─── Material for this exercise

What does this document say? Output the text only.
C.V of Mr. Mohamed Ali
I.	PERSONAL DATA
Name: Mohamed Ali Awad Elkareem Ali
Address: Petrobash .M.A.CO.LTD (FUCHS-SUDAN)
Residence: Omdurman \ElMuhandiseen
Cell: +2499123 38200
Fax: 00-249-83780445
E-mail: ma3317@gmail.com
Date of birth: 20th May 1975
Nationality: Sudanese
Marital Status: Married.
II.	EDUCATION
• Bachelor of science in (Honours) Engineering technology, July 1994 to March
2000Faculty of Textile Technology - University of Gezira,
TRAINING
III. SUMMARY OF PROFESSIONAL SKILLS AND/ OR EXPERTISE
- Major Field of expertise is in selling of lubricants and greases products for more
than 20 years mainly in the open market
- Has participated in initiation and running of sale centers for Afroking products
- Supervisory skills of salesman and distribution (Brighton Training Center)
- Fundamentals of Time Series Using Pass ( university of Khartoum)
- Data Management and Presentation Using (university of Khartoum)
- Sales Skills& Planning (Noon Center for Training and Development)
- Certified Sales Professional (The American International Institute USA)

──────

Directive
Reproduce each entry from the records above, character for character.

Problem solution
What does this document say? Output the text only.
C.V of Mr. Mohamed Ali
I.	PERSONAL DATA
Name: Mohamed Ali Awad Elkareem Ali
Address: Petrobash .M.A.CO.LTD (FUCHS-SUDAN)
Residence: Omdurman \ElMuhandiseen
Cell: +2499123 38200
Fax: 00-249-83780445
E-mail: ma3317@gmail.com
Date of birth: 20th May 1975
Nationality: Sudanese
Marital Status: Married.
II.	EDUCATION
• Bachelor of science in (Honours) Engineering technology, July 1994 to March
2000Faculty of Textile Technology - University of Gezira,
TRAINING
III. SUMMARY OF PROFESSIONAL SKILLS AND/ OR EXPERTISE
- Major Field of expertise is in selling of lubricants and greases products for more
than 20 years mainly in the open market
- Has participated in initiation and running of sale centers for Afroking products
- Supervisory skills of salesman and distribution (Brighton Training Center)
- Fundamentals of Time Series Using Pass ( university of Khartoum)
- Data Management and Presentation Using (university of Khartoum)
- Sales Skills& Planning (Noon Center for Training and Development)
- Certified Sales Professional (The American International Institute USA)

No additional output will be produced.